■ Directions
Records follow. Pull out every line that contains "title".

* begin *

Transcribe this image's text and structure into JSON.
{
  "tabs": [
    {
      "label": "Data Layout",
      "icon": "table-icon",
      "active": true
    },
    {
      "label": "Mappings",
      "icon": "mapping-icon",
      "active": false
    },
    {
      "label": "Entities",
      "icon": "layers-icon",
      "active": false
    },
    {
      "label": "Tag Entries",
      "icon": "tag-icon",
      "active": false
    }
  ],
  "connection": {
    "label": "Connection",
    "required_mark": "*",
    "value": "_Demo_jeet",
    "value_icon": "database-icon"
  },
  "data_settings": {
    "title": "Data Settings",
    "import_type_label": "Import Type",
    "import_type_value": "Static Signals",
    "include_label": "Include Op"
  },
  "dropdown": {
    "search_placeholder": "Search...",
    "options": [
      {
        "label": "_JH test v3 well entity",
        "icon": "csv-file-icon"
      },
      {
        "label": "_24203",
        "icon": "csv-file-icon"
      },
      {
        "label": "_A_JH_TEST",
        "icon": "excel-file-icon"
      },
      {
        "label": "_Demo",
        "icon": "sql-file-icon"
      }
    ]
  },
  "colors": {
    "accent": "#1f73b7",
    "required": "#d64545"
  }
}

* end *
* begin *

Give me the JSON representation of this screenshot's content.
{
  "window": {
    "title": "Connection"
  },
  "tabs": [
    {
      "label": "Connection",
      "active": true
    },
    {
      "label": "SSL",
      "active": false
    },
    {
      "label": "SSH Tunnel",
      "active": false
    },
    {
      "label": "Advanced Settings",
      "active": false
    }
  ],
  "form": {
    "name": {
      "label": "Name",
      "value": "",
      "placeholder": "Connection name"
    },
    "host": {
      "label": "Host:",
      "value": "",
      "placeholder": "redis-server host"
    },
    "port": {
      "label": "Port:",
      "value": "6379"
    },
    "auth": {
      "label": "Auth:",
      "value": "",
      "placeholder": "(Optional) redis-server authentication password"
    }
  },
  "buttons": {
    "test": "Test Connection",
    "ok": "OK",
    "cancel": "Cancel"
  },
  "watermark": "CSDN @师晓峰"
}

* end *

■ Exercise output
    "title": "Data Settings",
    "title": "Connection"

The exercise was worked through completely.